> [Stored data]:
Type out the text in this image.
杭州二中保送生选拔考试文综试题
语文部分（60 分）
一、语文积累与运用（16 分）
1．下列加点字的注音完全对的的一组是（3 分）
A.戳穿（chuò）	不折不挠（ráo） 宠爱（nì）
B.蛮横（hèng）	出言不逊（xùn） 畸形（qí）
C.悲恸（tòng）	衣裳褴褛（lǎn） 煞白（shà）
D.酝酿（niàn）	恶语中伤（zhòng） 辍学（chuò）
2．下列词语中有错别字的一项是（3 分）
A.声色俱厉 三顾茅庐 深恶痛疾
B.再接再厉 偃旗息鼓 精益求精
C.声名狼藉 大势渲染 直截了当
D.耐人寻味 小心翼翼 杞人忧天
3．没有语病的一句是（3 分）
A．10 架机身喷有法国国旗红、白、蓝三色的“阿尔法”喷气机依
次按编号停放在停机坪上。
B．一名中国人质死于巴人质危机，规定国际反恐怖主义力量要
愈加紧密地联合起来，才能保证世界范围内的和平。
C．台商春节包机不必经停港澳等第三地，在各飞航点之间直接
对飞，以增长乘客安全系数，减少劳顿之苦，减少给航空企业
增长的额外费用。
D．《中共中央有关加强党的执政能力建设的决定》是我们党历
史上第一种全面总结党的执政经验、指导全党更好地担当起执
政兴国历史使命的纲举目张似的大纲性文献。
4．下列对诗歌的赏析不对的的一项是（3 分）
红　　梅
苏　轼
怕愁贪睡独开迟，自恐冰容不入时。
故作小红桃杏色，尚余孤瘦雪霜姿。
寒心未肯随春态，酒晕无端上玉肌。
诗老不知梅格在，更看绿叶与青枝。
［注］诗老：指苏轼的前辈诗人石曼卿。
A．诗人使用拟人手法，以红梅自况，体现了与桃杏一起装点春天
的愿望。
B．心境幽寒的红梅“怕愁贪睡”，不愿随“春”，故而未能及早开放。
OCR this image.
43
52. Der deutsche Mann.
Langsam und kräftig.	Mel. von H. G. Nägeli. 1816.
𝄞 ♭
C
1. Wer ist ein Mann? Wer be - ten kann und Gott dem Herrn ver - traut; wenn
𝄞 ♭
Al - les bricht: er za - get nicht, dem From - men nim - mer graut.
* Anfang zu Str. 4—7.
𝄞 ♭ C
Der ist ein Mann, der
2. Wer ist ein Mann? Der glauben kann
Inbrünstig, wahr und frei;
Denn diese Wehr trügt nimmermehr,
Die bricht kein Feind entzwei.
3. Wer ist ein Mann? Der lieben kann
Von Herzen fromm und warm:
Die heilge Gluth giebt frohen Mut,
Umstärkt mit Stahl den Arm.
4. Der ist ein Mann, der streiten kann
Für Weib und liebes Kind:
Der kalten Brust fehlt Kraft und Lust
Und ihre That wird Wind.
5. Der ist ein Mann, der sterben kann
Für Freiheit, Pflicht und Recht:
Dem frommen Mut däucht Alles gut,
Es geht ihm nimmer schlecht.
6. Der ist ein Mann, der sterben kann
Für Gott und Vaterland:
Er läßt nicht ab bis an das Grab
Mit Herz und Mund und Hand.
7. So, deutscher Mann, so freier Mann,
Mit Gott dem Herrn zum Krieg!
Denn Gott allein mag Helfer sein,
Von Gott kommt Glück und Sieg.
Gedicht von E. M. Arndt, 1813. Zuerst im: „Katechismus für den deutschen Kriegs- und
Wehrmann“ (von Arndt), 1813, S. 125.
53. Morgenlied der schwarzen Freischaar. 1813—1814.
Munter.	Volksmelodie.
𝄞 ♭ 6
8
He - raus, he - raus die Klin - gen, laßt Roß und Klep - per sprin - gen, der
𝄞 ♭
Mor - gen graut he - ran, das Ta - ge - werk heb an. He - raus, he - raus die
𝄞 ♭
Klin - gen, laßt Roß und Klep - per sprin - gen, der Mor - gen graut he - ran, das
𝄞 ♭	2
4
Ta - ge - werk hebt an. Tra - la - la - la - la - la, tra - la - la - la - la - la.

> [What needs to be done]: From the entries above, extract every line where the word "bricht" appears.

> [Solution to this task]:
Al - les bricht: er za - get nicht, dem From - men nim - mer graut.
Die bricht kein Feind entzwei.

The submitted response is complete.